• [Aufgaben]:
1. Beantworte anhand des Auszugs diese Fragen:
(a) Welches Jubiläum dient als Beispiel für eine Aktuelle Debatte?
(b) Welcher Partei wird Marko Schiemann zugeordnet?
(c) Welche Herausforderungen zählt der Auszug am Ende auf?
2. Kopiere aus dem Auszug wortgetreu alles ab „Ich habe leider“ bis hinunter zu „Marko Schiemann, CDU)“.

• [Auszug]:
________________________________________
Protocol of the Session on June 22, 2017

(Beifall bei den GRÜNEN und vereinzelt bei den LINKEN)

Deswegen wünsche ich mir, dass wir über das Thema Europapolitik auch hier im Plenum viel öfter anhand von Anträgen und Initiativen diskutieren und nicht nur in Aktuellen Debatten zu Jubiläen wie „60 Jahre Römische Verträge“. Auch solche Debatten sind wichtig; sie sind aber nicht ausreichend. Deswegen bin ich froh, dass wir zumindest den Anfang machen konnten.

Ich habe leider nur noch wenig Zeit. Aber auf Sie, Herr Schiemann, möchte ich noch eingehen. Sie haben wieder – das war zu erwarten – darauf hingewiesen, wie wichtig die europäische Förderpolitik und die nächste europäische Förderperiode sind. Sie haben gesagt, dass Sie hoffen, es möge genug für Sachsen übrig bleiben. Sie haben die Bedeutung der Regionen betont.

(Beifall des Abg. Marko Schiemann, CDU)

Sie fordern: Alle Macht den Regionen! Möglichst wenige Entscheidungen auf europäischer Ebene! – Das fordern Sie, obwohl Sie genau wissen, dass viele Herausforderungen nur gelöst werden können, wenn in Europa alle gemeinsam vorangehen. Ich nenne einige dieser Heraus

forderungen: Klimaschutz, soziale Säule, Sicherheit, Bewältigung globaler Krisen.
________________________________________
• [Material]:
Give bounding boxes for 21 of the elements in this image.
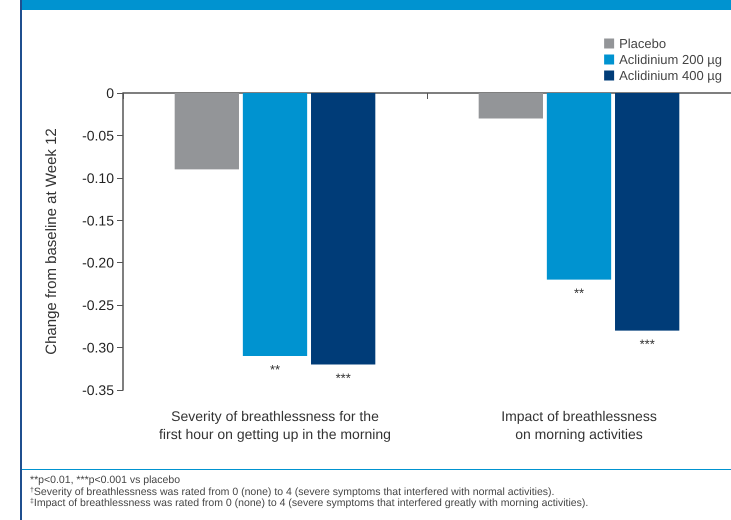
________________________________________
• [Lösungen]:
1.
(a) Als Beispiel dient das Jubiläum „60 Jahre Römische Verträge“.
(b) Marko Schiemann wird der CDU zugeordnet.
(c) Der Auszug nennt Klimaschutz, soziale Säule, Sicherheit und die Bewältigung globaler Krisen.

2.
Ich habe leider nur noch wenig Zeit. Aber auf Sie, Herr Schiemann, möchte ich noch eingehen. Sie haben wieder – das war zu erwarten – darauf hingewiesen, wie wichtig die europäische Förderpolitik und die nächste europäische Förderperiode sind. Sie haben gesagt, dass Sie hoffen, es möge genug für Sachsen übrig bleiben. Sie haben die Bedeutung der Regionen betont.

(Beifall des Abg. Marko Schiemann, CDU)